>> begin Provided entries

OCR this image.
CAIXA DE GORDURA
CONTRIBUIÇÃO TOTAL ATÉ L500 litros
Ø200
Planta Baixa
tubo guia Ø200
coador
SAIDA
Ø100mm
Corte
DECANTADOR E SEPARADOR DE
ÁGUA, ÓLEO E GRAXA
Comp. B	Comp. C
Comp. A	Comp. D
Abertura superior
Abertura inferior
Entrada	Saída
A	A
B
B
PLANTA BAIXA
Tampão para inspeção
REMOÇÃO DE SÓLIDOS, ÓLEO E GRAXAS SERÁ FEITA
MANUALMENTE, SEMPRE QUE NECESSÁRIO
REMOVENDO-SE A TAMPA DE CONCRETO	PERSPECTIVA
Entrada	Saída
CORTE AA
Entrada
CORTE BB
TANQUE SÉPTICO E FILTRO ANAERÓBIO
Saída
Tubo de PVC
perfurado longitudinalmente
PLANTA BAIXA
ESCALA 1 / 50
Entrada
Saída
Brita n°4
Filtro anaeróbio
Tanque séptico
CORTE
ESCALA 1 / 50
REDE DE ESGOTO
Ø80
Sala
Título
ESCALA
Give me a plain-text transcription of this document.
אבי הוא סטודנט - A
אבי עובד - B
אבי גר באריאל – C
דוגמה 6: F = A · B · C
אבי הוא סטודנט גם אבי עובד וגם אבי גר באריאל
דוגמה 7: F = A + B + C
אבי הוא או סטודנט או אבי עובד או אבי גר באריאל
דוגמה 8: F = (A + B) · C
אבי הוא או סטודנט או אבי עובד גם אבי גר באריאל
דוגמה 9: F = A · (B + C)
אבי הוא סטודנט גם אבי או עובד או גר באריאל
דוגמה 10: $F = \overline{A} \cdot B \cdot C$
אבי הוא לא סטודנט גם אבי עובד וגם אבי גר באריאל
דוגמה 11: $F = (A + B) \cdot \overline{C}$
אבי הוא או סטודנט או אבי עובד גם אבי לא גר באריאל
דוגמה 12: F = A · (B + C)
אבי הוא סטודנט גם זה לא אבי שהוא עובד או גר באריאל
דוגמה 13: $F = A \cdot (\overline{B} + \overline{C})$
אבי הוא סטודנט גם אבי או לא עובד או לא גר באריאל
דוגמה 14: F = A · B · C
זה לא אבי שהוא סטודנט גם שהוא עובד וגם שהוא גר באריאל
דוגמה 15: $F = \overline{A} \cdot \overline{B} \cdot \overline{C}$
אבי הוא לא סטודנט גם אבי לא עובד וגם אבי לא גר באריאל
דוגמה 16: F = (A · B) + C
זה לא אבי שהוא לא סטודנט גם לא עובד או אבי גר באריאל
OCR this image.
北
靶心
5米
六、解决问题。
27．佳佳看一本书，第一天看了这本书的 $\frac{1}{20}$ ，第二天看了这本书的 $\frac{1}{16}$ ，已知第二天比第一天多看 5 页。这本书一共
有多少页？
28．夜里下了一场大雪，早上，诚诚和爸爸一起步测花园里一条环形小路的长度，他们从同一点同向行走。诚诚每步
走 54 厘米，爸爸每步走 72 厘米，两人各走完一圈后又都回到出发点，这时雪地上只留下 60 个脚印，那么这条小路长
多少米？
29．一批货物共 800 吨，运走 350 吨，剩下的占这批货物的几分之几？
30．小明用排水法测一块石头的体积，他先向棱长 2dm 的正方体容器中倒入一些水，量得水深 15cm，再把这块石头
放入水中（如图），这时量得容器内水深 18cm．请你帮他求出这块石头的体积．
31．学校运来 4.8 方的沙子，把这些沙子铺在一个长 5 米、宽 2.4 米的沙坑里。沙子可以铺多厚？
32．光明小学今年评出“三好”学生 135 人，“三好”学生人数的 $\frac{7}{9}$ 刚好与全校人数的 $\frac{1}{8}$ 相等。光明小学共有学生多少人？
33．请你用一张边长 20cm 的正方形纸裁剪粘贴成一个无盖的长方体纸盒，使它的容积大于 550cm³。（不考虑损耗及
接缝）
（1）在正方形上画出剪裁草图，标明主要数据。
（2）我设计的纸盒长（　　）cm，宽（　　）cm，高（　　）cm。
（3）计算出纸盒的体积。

>> end Provided entries

Given problem:
Select all lines with the word "overline" from the entries above.

Right answer:
דוגמה 10: $F = \overline{A} \cdot B \cdot C$
דוגמה 11: $F = (A + B) \cdot \overline{C}$
דוגמה 13: $F = A \cdot (\overline{B} + \overline{C})$
דוגמה 15: $F = \overline{A} \cdot \overline{B} \cdot \overline{C}$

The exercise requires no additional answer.